■ Task details ■
Give the data below again exactly as it stands. Omit the pictures.

■ Exercise data ■
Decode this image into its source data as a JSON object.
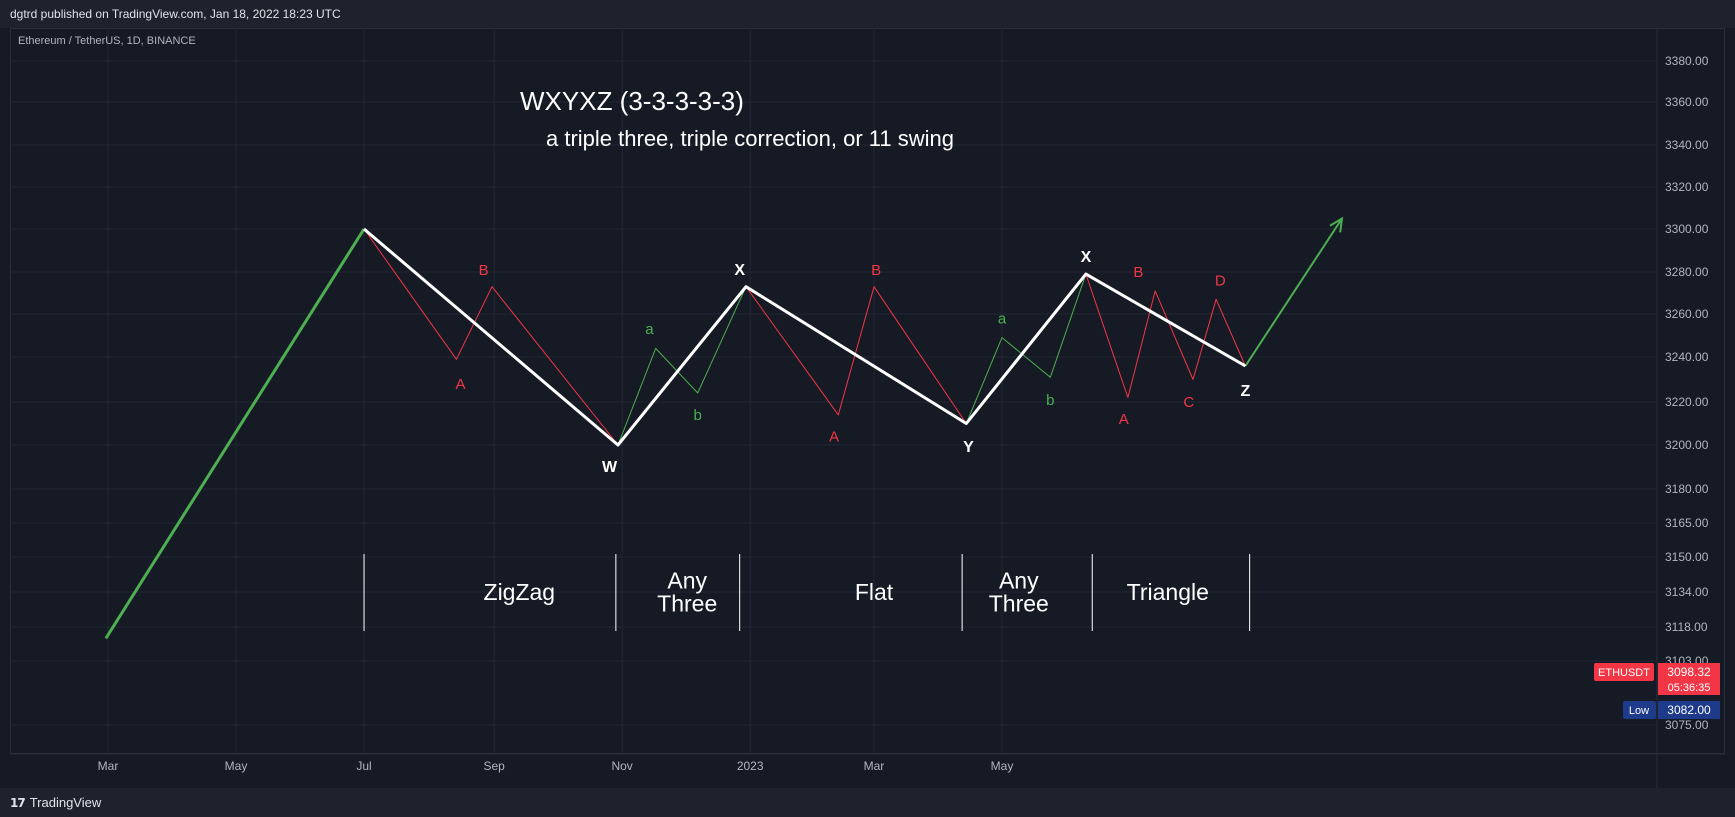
{
  "header": {
    "published": "dgtrd published on TradingView.com, Jan 18, 2022 18:23 UTC"
  },
  "symbol_line": "Ethereum / TetherUS, 1D, BINANCE",
  "footer": {
    "brand": "TradingView",
    "logo_mark": "17"
  },
  "colors": {
    "background": "#161a25",
    "grid": "#232733",
    "green": "#4caf50",
    "red": "#f23645",
    "white": "#ffffff",
    "price_tag": "#f23645",
    "low_tag": "#1e3a8a"
  },
  "chart_data": {
    "type": "line",
    "title": "WXYXZ (3-3-3-3-3)",
    "subtitle": "a triple three, triple correction, or 11 swing",
    "xlabel": "",
    "ylabel": "",
    "y_ticks": [
      3380,
      3360,
      3340,
      3320,
      3300,
      3280,
      3260,
      3240,
      3220,
      3200,
      3180,
      3165,
      3150,
      3134,
      3118,
      3103,
      3075
    ],
    "y_tick_labels": [
      "3380.00",
      "3360.00",
      "3340.00",
      "3320.00",
      "3300.00",
      "3280.00",
      "3260.00",
      "3240.00",
      "3220.00",
      "3200.00",
      "3180.00",
      "3165.00",
      "3150.00",
      "3134.00",
      "3118.00",
      "3103.00",
      "3075.00"
    ],
    "x_tick_labels": [
      "Mar",
      "May",
      "Jul",
      "Sep",
      "Nov",
      "2023",
      "Mar",
      "May"
    ],
    "x_tick_dates": [
      "2022-03-01",
      "2022-05-01",
      "2022-07-01",
      "2022-09-01",
      "2022-11-01",
      "2023-01-01",
      "2023-03-01",
      "2023-05-01"
    ],
    "series": [
      {
        "style": "impulse-green",
        "points": [
          [
            "2022-02-28",
            3113
          ],
          [
            "2022-07-01",
            3300
          ]
        ]
      },
      {
        "style": "structure-white",
        "points": [
          [
            "2022-07-01",
            3300
          ],
          [
            "2022-10-30",
            3200
          ],
          [
            "2022-12-30",
            3273
          ],
          [
            "2023-04-14",
            3210
          ],
          [
            "2023-06-10",
            3279
          ],
          [
            "2023-08-25",
            3236
          ]
        ]
      },
      {
        "style": "sub-red",
        "points": [
          [
            "2022-07-01",
            3300
          ],
          [
            "2022-08-14",
            3239
          ],
          [
            "2022-08-31",
            3273
          ],
          [
            "2022-10-30",
            3200
          ]
        ]
      },
      {
        "style": "sub-green",
        "points": [
          [
            "2022-10-30",
            3200
          ],
          [
            "2022-11-17",
            3244
          ],
          [
            "2022-12-07",
            3224
          ],
          [
            "2022-12-30",
            3273
          ]
        ]
      },
      {
        "style": "sub-red",
        "points": [
          [
            "2022-12-30",
            3273
          ],
          [
            "2023-02-12",
            3214
          ],
          [
            "2023-03-01",
            3273
          ],
          [
            "2023-04-14",
            3210
          ]
        ]
      },
      {
        "style": "sub-green",
        "points": [
          [
            "2023-04-14",
            3210
          ],
          [
            "2023-05-01",
            3249
          ],
          [
            "2023-05-24",
            3231
          ],
          [
            "2023-06-10",
            3279
          ]
        ]
      },
      {
        "style": "sub-red",
        "points": [
          [
            "2023-06-10",
            3279
          ],
          [
            "2023-06-30",
            3222
          ],
          [
            "2023-07-13",
            3271
          ],
          [
            "2023-07-31",
            3230
          ],
          [
            "2023-08-11",
            3267
          ],
          [
            "2023-08-25",
            3236
          ]
        ]
      },
      {
        "style": "projection-green",
        "points": [
          [
            "2023-08-25",
            3236
          ],
          [
            "2023-10-10",
            3305
          ]
        ]
      }
    ],
    "wave_labels": [
      {
        "text": "B",
        "color": "red",
        "at": [
          "2022-08-27",
          3281
        ]
      },
      {
        "text": "A",
        "color": "red",
        "at": [
          "2022-08-16",
          3228
        ]
      },
      {
        "text": "W",
        "color": "white",
        "at": [
          "2022-10-26",
          3190
        ]
      },
      {
        "text": "a",
        "color": "green",
        "at": [
          "2022-11-14",
          3253
        ]
      },
      {
        "text": "b",
        "color": "green",
        "at": [
          "2022-12-07",
          3214
        ]
      },
      {
        "text": "X",
        "color": "white",
        "at": [
          "2022-12-27",
          3281
        ]
      },
      {
        "text": "A",
        "color": "red",
        "at": [
          "2023-02-10",
          3204
        ]
      },
      {
        "text": "B",
        "color": "red",
        "at": [
          "2023-03-02",
          3281
        ]
      },
      {
        "text": "Y",
        "color": "white",
        "at": [
          "2023-04-15",
          3199
        ]
      },
      {
        "text": "a",
        "color": "green",
        "at": [
          "2023-05-01",
          3258
        ]
      },
      {
        "text": "b",
        "color": "green",
        "at": [
          "2023-05-24",
          3221
        ]
      },
      {
        "text": "X",
        "color": "white",
        "at": [
          "2023-06-10",
          3287
        ]
      },
      {
        "text": "B",
        "color": "red",
        "at": [
          "2023-07-05",
          3280
        ]
      },
      {
        "text": "A",
        "color": "red",
        "at": [
          "2023-06-28",
          3212
        ]
      },
      {
        "text": "D",
        "color": "red",
        "at": [
          "2023-08-13",
          3276
        ]
      },
      {
        "text": "C",
        "color": "red",
        "at": [
          "2023-07-29",
          3220
        ]
      },
      {
        "text": "Z",
        "color": "white",
        "at": [
          "2023-08-25",
          3225
        ]
      }
    ],
    "segment_labels": [
      {
        "lines": [
          "ZigZag"
        ],
        "center": [
          "2022-09-13",
          3134
        ]
      },
      {
        "lines": [
          "Any",
          "Three"
        ],
        "center": [
          "2022-12-02",
          3134
        ]
      },
      {
        "lines": [
          "Flat"
        ],
        "center": [
          "2023-03-01",
          3134
        ]
      },
      {
        "lines": [
          "Any",
          "Three"
        ],
        "center": [
          "2023-05-09",
          3134
        ]
      },
      {
        "lines": [
          "Triangle"
        ],
        "center": [
          "2023-07-19",
          3134
        ]
      }
    ],
    "separators": [
      "2022-07-01",
      "2022-10-29",
      "2022-12-27",
      "2023-04-12",
      "2023-06-13",
      "2023-08-27"
    ],
    "price_tag": {
      "symbol": "ETHUSDT",
      "price": "3098.32",
      "countdown": "05:36:35"
    },
    "low_tag": {
      "label": "Low",
      "price": "3082.00"
    }
  }
}
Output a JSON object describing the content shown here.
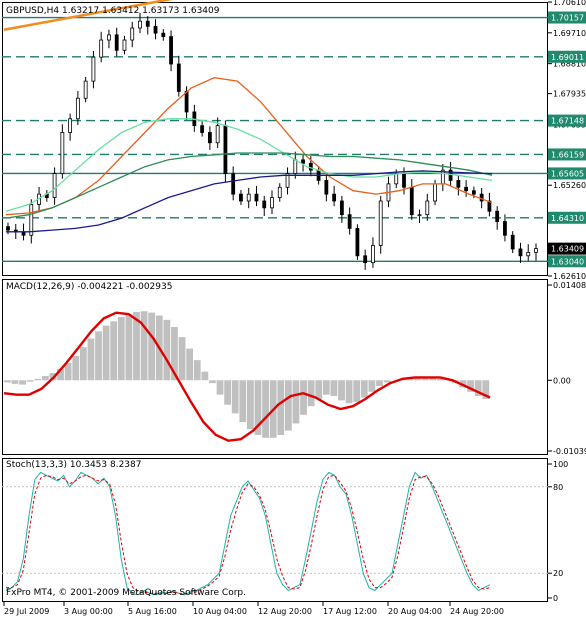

■ Output of the task ■
Decode this image into its source data as a JSON object.
{
  "header": {
    "published": "dgtrd published on TradingView.com, Jan 18, 2022 18:23 UTC"
  },
  "symbol_line": "Ethereum / TetherUS, 1D, BINANCE",
  "footer": {
    "brand": "TradingView",
    "logo_mark": "17"
  },
  "colors": {
    "background": "#161a25",
    "grid": "#232733",
    "green": "#4caf50",
    "red": "#f23645",
    "white": "#ffffff",
    "price_tag": "#f23645",
    "low_tag": "#1e3a8a"
  },
  "chart_data": {
    "type": "line",
    "title": "WXYXZ (3-3-3-3-3)",
    "subtitle": "a triple three, triple correction, or 11 swing",
    "xlabel": "",
    "ylabel": "",
    "y_ticks": [
      3380,
      3360,
      3340,
      3320,
      3300,
      3280,
      3260,
      3240,
      3220,
      3200,
      3180,
      3165,
      3150,
      3134,
      3118,
      3103,
      3075
    ],
    "y_tick_labels": [
      "3380.00",
      "3360.00",
      "3340.00",
      "3320.00",
      "3300.00",
      "3280.00",
      "3260.00",
      "3240.00",
      "3220.00",
      "3200.00",
      "3180.00",
      "3165.00",
      "3150.00",
      "3134.00",
      "3118.00",
      "3103.00",
      "3075.00"
    ],
    "x_tick_labels": [
      "Mar",
      "May",
      "Jul",
      "Sep",
      "Nov",
      "2023",
      "Mar",
      "May"
    ],
    "x_tick_dates": [
      "2022-03-01",
      "2022-05-01",
      "2022-07-01",
      "2022-09-01",
      "2022-11-01",
      "2023-01-01",
      "2023-03-01",
      "2023-05-01"
    ],
    "series": [
      {
        "style": "impulse-green",
        "points": [
          [
            "2022-02-28",
            3113
          ],
          [
            "2022-07-01",
            3300
          ]
        ]
      },
      {
        "style": "structure-white",
        "points": [
          [
            "2022-07-01",
            3300
          ],
          [
            "2022-10-30",
            3200
          ],
          [
            "2022-12-30",
            3273
          ],
          [
            "2023-04-14",
            3210
          ],
          [
            "2023-06-10",
            3279
          ],
          [
            "2023-08-25",
            3236
          ]
        ]
      },
      {
        "style": "sub-red",
        "points": [
          [
            "2022-07-01",
            3300
          ],
          [
            "2022-08-14",
            3239
          ],
          [
            "2022-08-31",
            3273
          ],
          [
            "2022-10-30",
            3200
          ]
        ]
      },
      {
        "style": "sub-green",
        "points": [
          [
            "2022-10-30",
            3200
          ],
          [
            "2022-11-17",
            3244
          ],
          [
            "2022-12-07",
            3224
          ],
          [
            "2022-12-30",
            3273
          ]
        ]
      },
      {
        "style": "sub-red",
        "points": [
          [
            "2022-12-30",
            3273
          ],
          [
            "2023-02-12",
            3214
          ],
          [
            "2023-03-01",
            3273
          ],
          [
            "2023-04-14",
            3210
          ]
        ]
      },
      {
        "style": "sub-green",
        "points": [
          [
            "2023-04-14",
            3210
          ],
          [
            "2023-05-01",
            3249
          ],
          [
            "2023-05-24",
            3231
          ],
          [
            "2023-06-10",
            3279
          ]
        ]
      },
      {
        "style": "sub-red",
        "points": [
          [
            "2023-06-10",
            3279
          ],
          [
            "2023-06-30",
            3222
          ],
          [
            "2023-07-13",
            3271
          ],
          [
            "2023-07-31",
            3230
          ],
          [
            "2023-08-11",
            3267
          ],
          [
            "2023-08-25",
            3236
          ]
        ]
      },
      {
        "style": "projection-green",
        "points": [
          [
            "2023-08-25",
            3236
          ],
          [
            "2023-10-10",
            3305
          ]
        ]
      }
    ],
    "wave_labels": [
      {
        "text": "B",
        "color": "red",
        "at": [
          "2022-08-27",
          3281
        ]
      },
      {
        "text": "A",
        "color": "red",
        "at": [
          "2022-08-16",
          3228
        ]
      },
      {
        "text": "W",
        "color": "white",
        "at": [
          "2022-10-26",
          3190
        ]
      },
      {
        "text": "a",
        "color": "green",
        "at": [
          "2022-11-14",
          3253
        ]
      },
      {
        "text": "b",
        "color": "green",
        "at": [
          "2022-12-07",
          3214
        ]
      },
      {
        "text": "X",
        "color": "white",
        "at": [
          "2022-12-27",
          3281
        ]
      },
      {
        "text": "A",
        "color": "red",
        "at": [
          "2023-02-10",
          3204
        ]
      },
      {
        "text": "B",
        "color": "red",
        "at": [
          "2023-03-02",
          3281
        ]
      },
      {
        "text": "Y",
        "color": "white",
        "at": [
          "2023-04-15",
          3199
        ]
      },
      {
        "text": "a",
        "color": "green",
        "at": [
          "2023-05-01",
          3258
        ]
      },
      {
        "text": "b",
        "color": "green",
        "at": [
          "2023-05-24",
          3221
        ]
      },
      {
        "text": "X",
        "color": "white",
        "at": [
          "2023-06-10",
          3287
        ]
      },
      {
        "text": "B",
        "color": "red",
        "at": [
          "2023-07-05",
          3280
        ]
      },
      {
        "text": "A",
        "color": "red",
        "at": [
          "2023-06-28",
          3212
        ]
      },
      {
        "text": "D",
        "color": "red",
        "at": [
          "2023-08-13",
          3276
        ]
      },
      {
        "text": "C",
        "color": "red",
        "at": [
          "2023-07-29",
          3220
        ]
      },
      {
        "text": "Z",
        "color": "white",
        "at": [
          "2023-08-25",
          3225
        ]
      }
    ],
    "segment_labels": [
      {
        "lines": [
          "ZigZag"
        ],
        "center": [
          "2022-09-13",
          3134
        ]
      },
      {
        "lines": [
          "Any",
          "Three"
        ],
        "center": [
          "2022-12-02",
          3134
        ]
      },
      {
        "lines": [
          "Flat"
        ],
        "center": [
          "2023-03-01",
          3134
        ]
      },
      {
        "lines": [
          "Any",
          "Three"
        ],
        "center": [
          "2023-05-09",
          3134
        ]
      },
      {
        "lines": [
          "Triangle"
        ],
        "center": [
          "2023-07-19",
          3134
        ]
      }
    ],
    "separators": [
      "2022-07-01",
      "2022-10-29",
      "2022-12-27",
      "2023-04-12",
      "2023-06-13",
      "2023-08-27"
    ],
    "price_tag": {
      "symbol": "ETHUSDT",
      "price": "3098.32",
      "countdown": "05:36:35"
    },
    "low_tag": {
      "label": "Low",
      "price": "3082.00"
    }
  }
}
Output a JSON object describing the content shown here.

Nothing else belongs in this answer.